Short problem >>
Count the lines in the records below that contain the word "compétences", and reply with only that number.
────────────────
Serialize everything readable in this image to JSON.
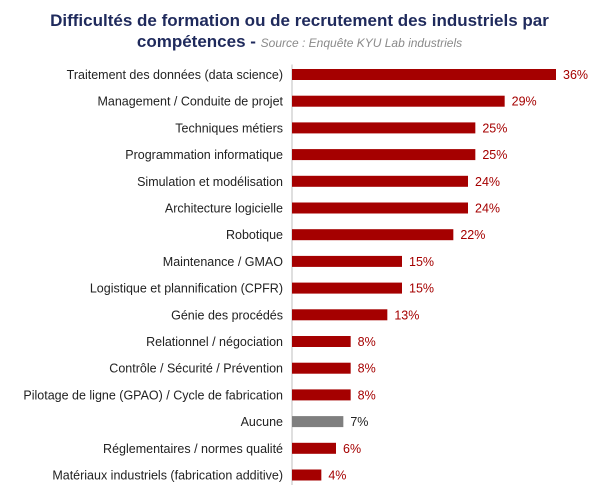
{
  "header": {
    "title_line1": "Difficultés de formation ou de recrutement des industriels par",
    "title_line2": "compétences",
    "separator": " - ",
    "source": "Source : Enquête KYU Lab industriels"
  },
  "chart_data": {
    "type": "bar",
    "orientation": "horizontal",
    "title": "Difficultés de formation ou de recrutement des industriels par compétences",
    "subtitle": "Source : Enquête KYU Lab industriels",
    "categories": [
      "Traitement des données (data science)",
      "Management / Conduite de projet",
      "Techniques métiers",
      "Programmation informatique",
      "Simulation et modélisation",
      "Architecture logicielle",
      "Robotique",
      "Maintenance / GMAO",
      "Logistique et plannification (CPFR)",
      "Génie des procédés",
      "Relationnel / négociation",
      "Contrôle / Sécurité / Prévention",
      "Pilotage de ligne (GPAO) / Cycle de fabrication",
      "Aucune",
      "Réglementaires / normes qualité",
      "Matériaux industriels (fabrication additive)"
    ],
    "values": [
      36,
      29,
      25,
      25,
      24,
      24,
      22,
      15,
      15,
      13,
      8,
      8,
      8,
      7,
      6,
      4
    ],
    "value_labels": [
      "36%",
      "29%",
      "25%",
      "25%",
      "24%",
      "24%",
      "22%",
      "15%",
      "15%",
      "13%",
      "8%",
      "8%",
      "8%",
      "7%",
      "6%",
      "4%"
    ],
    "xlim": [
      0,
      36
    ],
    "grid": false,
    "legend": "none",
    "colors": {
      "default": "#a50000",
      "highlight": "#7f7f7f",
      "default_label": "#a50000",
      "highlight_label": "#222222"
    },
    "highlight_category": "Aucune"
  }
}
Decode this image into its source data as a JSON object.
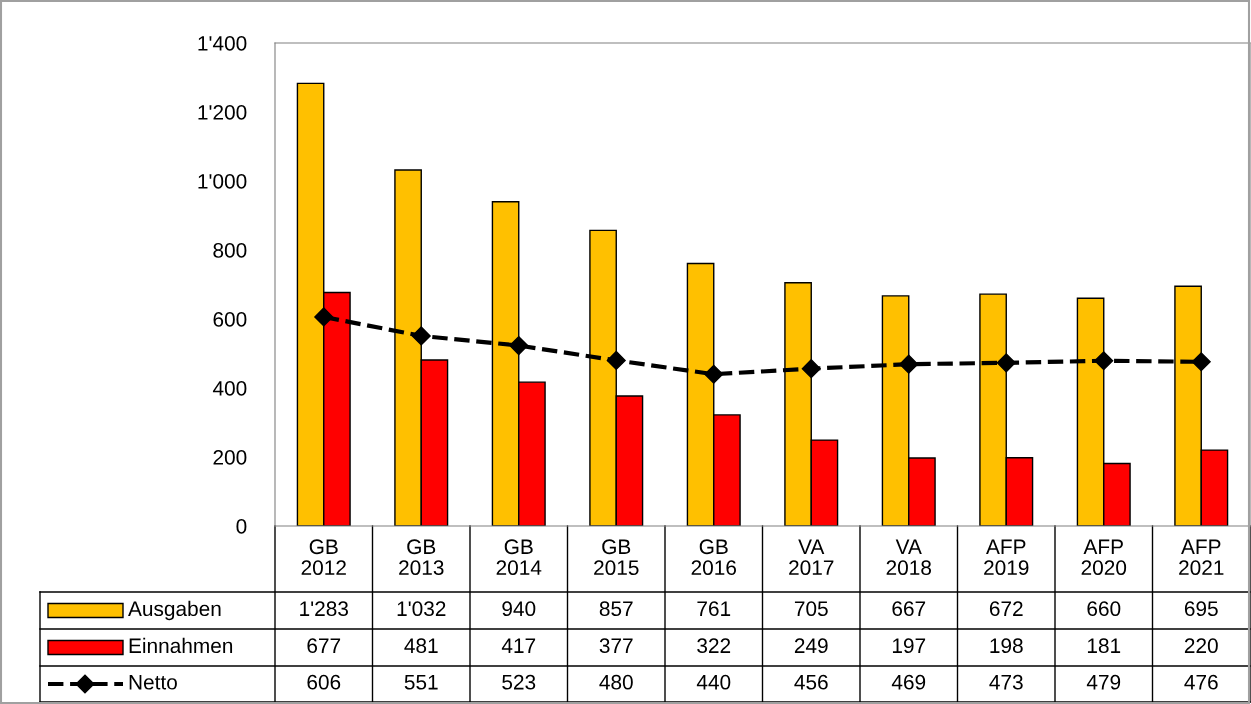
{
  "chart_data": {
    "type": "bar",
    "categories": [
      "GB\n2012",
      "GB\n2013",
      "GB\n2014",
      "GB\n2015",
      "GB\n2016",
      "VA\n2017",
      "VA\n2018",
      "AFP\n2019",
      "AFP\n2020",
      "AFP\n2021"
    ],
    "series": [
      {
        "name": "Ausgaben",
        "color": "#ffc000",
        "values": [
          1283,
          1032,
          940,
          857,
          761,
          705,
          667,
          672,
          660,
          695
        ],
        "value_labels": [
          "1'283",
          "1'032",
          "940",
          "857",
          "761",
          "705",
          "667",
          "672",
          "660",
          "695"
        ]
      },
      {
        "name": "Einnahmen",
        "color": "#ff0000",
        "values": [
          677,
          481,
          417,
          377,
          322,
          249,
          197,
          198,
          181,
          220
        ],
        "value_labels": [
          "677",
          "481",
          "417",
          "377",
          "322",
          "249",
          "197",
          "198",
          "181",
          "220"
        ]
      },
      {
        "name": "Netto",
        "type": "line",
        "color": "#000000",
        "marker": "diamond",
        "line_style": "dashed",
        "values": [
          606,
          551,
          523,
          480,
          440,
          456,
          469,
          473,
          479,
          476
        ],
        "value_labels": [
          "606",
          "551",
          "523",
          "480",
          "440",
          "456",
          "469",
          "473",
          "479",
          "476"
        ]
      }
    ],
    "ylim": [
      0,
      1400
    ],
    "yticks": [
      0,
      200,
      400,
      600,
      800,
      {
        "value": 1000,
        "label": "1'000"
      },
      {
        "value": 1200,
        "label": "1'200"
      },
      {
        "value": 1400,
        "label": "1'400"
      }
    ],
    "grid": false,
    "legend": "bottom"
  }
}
────────────────
Full answer >>
2